**GOAL**: Reproduce the listing word for word, leaving every picture behind.

— begin —

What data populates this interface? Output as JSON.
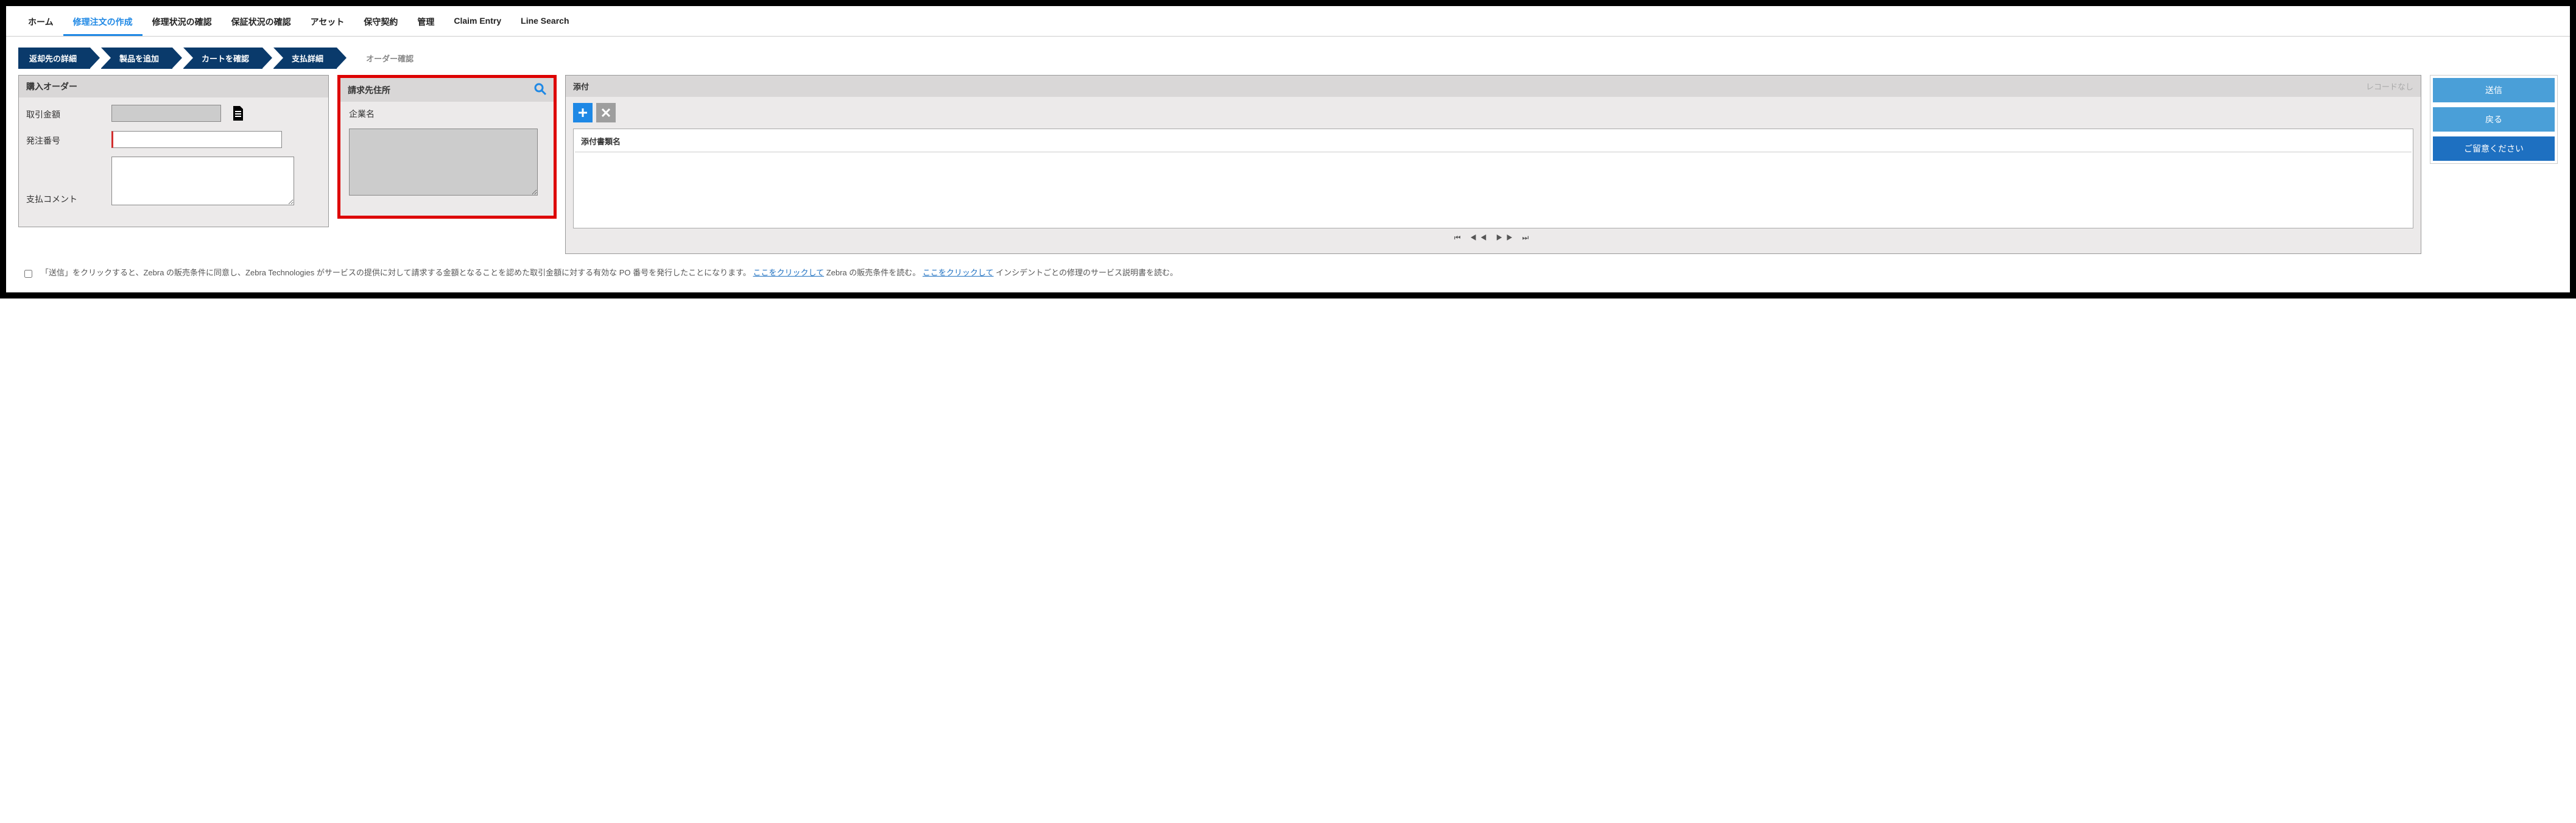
{
  "nav": {
    "items": [
      "ホーム",
      "修理注文の作成",
      "修理状況の確認",
      "保証状況の確認",
      "アセット",
      "保守契約",
      "管理",
      "Claim Entry",
      "Line Search"
    ],
    "active_index": 1
  },
  "steps": {
    "items": [
      "返却先の詳細",
      "製品を追加",
      "カートを確認",
      "支払詳細",
      "オーダー確認"
    ],
    "inactive_index": 4
  },
  "purchase_order": {
    "title": "購入オーダー",
    "amount_label": "取引金額",
    "amount_value": "",
    "po_label": "発注番号",
    "po_value": "",
    "comment_label": "支払コメント",
    "comment_value": ""
  },
  "billing": {
    "title": "請求先住所",
    "company_label": "企業名",
    "address_value": ""
  },
  "attachments": {
    "title": "添付",
    "no_records": "レコードなし",
    "column_header": "添付書類名"
  },
  "actions": {
    "submit": "送信",
    "back": "戻る",
    "note": "ご留意ください"
  },
  "terms": {
    "text1": "「送信」をクリックすると、Zebra の販売条件に同意し、Zebra Technologies がサービスの提供に対して請求する金額となることを認めた取引金額に対する有効な PO 番号を発行したことになります。",
    "link1": "ここをクリックして",
    "text2": " Zebra の販売条件を読む。",
    "link2": "ここをクリックして",
    "text3": " インシデントごとの修理のサービス説明書を読む。"
  }
}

— end —

**COMPLETED EXERCISE**:
What data populates this interface? Output as JSON.
{
  "nav": {
    "items": [
      "ホーム",
      "修理注文の作成",
      "修理状況の確認",
      "保証状況の確認",
      "アセット",
      "保守契約",
      "管理",
      "Claim Entry",
      "Line Search"
    ],
    "active_index": 1
  },
  "steps": {
    "items": [
      "返却先の詳細",
      "製品を追加",
      "カートを確認",
      "支払詳細",
      "オーダー確認"
    ],
    "inactive_index": 4
  },
  "purchase_order": {
    "title": "購入オーダー",
    "amount_label": "取引金額",
    "amount_value": "",
    "po_label": "発注番号",
    "po_value": "",
    "comment_label": "支払コメント",
    "comment_value": ""
  },
  "billing": {
    "title": "請求先住所",
    "company_label": "企業名",
    "address_value": ""
  },
  "attachments": {
    "title": "添付",
    "no_records": "レコードなし",
    "column_header": "添付書類名"
  },
  "actions": {
    "submit": "送信",
    "back": "戻る",
    "note": "ご留意ください"
  },
  "terms": {
    "text1": "「送信」をクリックすると、Zebra の販売条件に同意し、Zebra Technologies がサービスの提供に対して請求する金額となることを認めた取引金額に対する有効な PO 番号を発行したことになります。",
    "link1": "ここをクリックして",
    "text2": " Zebra の販売条件を読む。",
    "link2": "ここをクリックして",
    "text3": " インシデントごとの修理のサービス説明書を読む。"
  }
}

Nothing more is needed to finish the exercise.